** Begin ITEMS **

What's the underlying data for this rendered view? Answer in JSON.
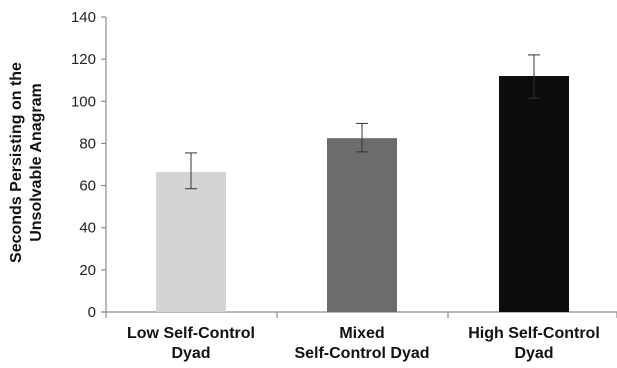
{
  "chart_data": {
    "type": "bar",
    "title": "",
    "xlabel": "",
    "ylabel_lines": [
      "Seconds Persisting on the",
      "Unsolvable Anagram"
    ],
    "ylim": [
      0,
      140
    ],
    "yticks": [
      0,
      20,
      40,
      60,
      80,
      100,
      120,
      140
    ],
    "grid": false,
    "categories": [
      {
        "lines": [
          "Low Self-Control",
          "Dyad"
        ]
      },
      {
        "lines": [
          "Mixed",
          "Self-Control Dyad"
        ]
      },
      {
        "lines": [
          "High Self-Control",
          "Dyad"
        ]
      }
    ],
    "values": [
      66.5,
      82.5,
      112
    ],
    "error_bars": [
      {
        "low": 58.5,
        "high": 75.5
      },
      {
        "low": 76,
        "high": 89.5
      },
      {
        "low": 101.5,
        "high": 122
      }
    ],
    "colors": [
      "#d4d4d4",
      "#6c6c6c",
      "#0d0d0d"
    ],
    "axis_color": "#8c8c8c"
  }
}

** End ITEMS **

**YOUR TASK**
Reproduce all the records verbatim, excluding images.

**WRITTEN SOLUTION**
What's the underlying data for this rendered view? Answer in JSON.
{
  "chart_data": {
    "type": "bar",
    "title": "",
    "xlabel": "",
    "ylabel_lines": [
      "Seconds Persisting on the",
      "Unsolvable Anagram"
    ],
    "ylim": [
      0,
      140
    ],
    "yticks": [
      0,
      20,
      40,
      60,
      80,
      100,
      120,
      140
    ],
    "grid": false,
    "categories": [
      {
        "lines": [
          "Low Self-Control",
          "Dyad"
        ]
      },
      {
        "lines": [
          "Mixed",
          "Self-Control Dyad"
        ]
      },
      {
        "lines": [
          "High Self-Control",
          "Dyad"
        ]
      }
    ],
    "values": [
      66.5,
      82.5,
      112
    ],
    "error_bars": [
      {
        "low": 58.5,
        "high": 75.5
      },
      {
        "low": 76,
        "high": 89.5
      },
      {
        "low": 101.5,
        "high": 122
      }
    ],
    "colors": [
      "#d4d4d4",
      "#6c6c6c",
      "#0d0d0d"
    ],
    "axis_color": "#8c8c8c"
  }
}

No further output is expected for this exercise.